Problem statement
Retype the lines of the listing from its first line through the line containing "log-line: Jan 16 09:22:04 rhel5 dhcpd: Copyright", inclusive, reproducing them precisely.

(Records from a dataset)
-- begin --

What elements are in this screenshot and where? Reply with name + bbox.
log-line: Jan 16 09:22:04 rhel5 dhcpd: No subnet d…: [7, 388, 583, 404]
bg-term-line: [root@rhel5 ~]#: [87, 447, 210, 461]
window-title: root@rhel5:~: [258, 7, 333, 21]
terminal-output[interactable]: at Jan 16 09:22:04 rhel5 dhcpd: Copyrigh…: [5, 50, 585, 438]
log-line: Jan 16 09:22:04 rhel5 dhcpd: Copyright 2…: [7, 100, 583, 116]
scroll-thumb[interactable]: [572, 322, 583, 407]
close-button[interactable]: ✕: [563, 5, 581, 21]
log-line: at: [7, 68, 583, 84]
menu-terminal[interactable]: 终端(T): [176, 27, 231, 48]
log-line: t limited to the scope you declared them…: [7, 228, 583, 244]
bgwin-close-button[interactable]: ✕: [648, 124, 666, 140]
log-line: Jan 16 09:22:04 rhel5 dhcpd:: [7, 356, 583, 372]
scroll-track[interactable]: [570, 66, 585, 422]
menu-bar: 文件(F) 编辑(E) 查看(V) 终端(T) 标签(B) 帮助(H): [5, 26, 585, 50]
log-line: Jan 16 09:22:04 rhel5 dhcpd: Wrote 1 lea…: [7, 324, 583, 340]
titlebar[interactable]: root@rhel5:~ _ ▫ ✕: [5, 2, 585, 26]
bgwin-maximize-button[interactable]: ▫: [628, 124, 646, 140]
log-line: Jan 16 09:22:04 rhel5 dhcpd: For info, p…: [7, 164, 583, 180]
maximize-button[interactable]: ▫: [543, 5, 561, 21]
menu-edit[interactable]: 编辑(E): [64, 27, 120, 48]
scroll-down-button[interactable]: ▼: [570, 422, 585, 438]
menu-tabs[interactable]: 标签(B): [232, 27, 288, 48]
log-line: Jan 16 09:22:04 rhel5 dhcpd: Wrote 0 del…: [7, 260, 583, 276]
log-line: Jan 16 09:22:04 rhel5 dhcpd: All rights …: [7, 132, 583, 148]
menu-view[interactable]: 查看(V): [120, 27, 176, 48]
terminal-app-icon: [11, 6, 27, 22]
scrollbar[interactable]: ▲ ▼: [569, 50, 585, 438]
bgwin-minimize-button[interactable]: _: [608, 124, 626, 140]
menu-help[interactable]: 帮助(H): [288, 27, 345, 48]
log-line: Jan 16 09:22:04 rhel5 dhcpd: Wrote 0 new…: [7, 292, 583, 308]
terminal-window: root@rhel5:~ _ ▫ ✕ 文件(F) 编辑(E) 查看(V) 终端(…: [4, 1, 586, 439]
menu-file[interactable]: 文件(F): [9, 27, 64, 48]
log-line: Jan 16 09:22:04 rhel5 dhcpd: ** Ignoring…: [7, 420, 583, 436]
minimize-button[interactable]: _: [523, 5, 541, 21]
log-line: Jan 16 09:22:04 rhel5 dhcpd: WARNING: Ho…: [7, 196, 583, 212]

-- end --

Exercise output
What elements are in this screenshot and where? Reply with name + bbox.
log-line: Jan 16 09:22:04 rhel5 dhcpd: No subnet d…: [7, 388, 583, 404]
bg-term-line: [root@rhel5 ~]#: [87, 447, 210, 461]
window-title: root@rhel5:~: [258, 7, 333, 21]
terminal-output[interactable]: at Jan 16 09:22:04 rhel5 dhcpd: Copyrigh…: [5, 50, 585, 438]
log-line: Jan 16 09:22:04 rhel5 dhcpd: Copyright 2…: [7, 100, 583, 116]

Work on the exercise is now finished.